■ **DATA SUPPLIED**:
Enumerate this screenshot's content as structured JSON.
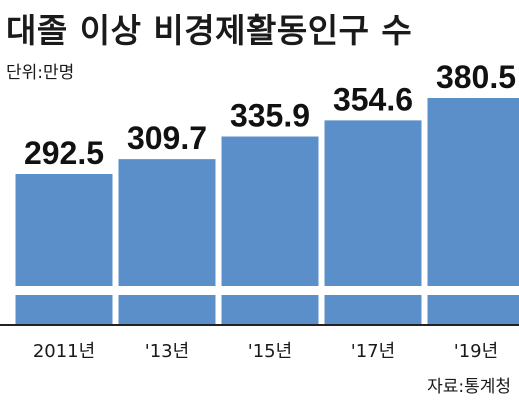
{
  "chart_data": {
    "type": "bar",
    "title": "대졸 이상 비경제활동인구 수",
    "unit_label": "단위:만명",
    "source": "자료:통계청",
    "categories": [
      "2011년",
      "'13년",
      "'15년",
      "'17년",
      "'19년"
    ],
    "values": [
      292.5,
      309.7,
      335.9,
      354.6,
      380.5
    ],
    "value_labels": [
      "292.5",
      "309.7",
      "335.9",
      "354.6",
      "380.5"
    ],
    "axis_break": true,
    "bar_color": "#5b8fc9",
    "legend": "none",
    "grid": false
  }
}
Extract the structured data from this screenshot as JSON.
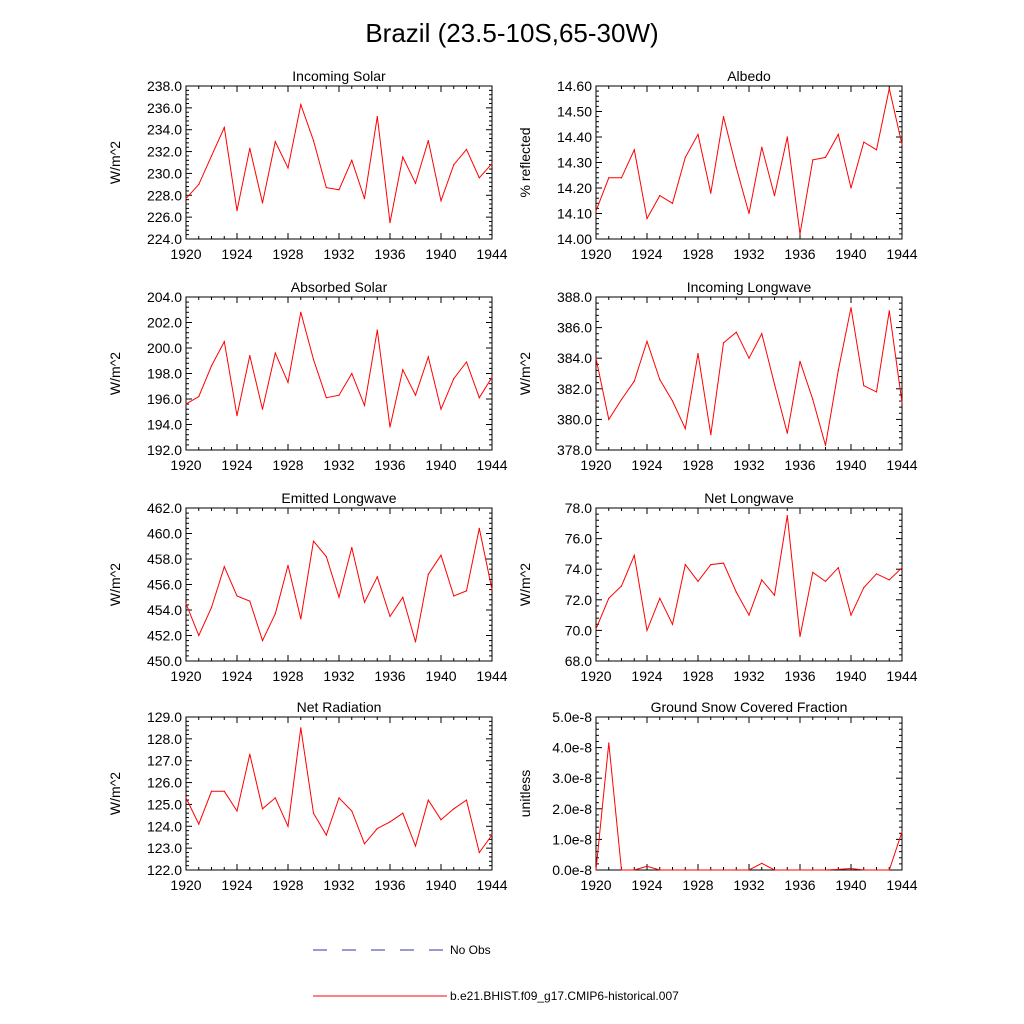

■ **WORK TO COMPLETE**: Reproduce the material in full, word for word, and omit the pictures.

■ **WORKED SOLUTION**:
Enumerate this screenshot's content as structured JSON.
{
  "chart_data": {
    "type": "bar",
    "title": "대졸 이상 비경제활동인구 수",
    "unit_label": "단위:만명",
    "source": "자료:통계청",
    "categories": [
      "2011년",
      "'13년",
      "'15년",
      "'17년",
      "'19년"
    ],
    "values": [
      292.5,
      309.7,
      335.9,
      354.6,
      380.5
    ],
    "value_labels": [
      "292.5",
      "309.7",
      "335.9",
      "354.6",
      "380.5"
    ],
    "axis_break": true,
    "bar_color": "#5b8fc9",
    "legend": "none",
    "grid": false
  }
}
Extract the structured data from this screenshot as JSON.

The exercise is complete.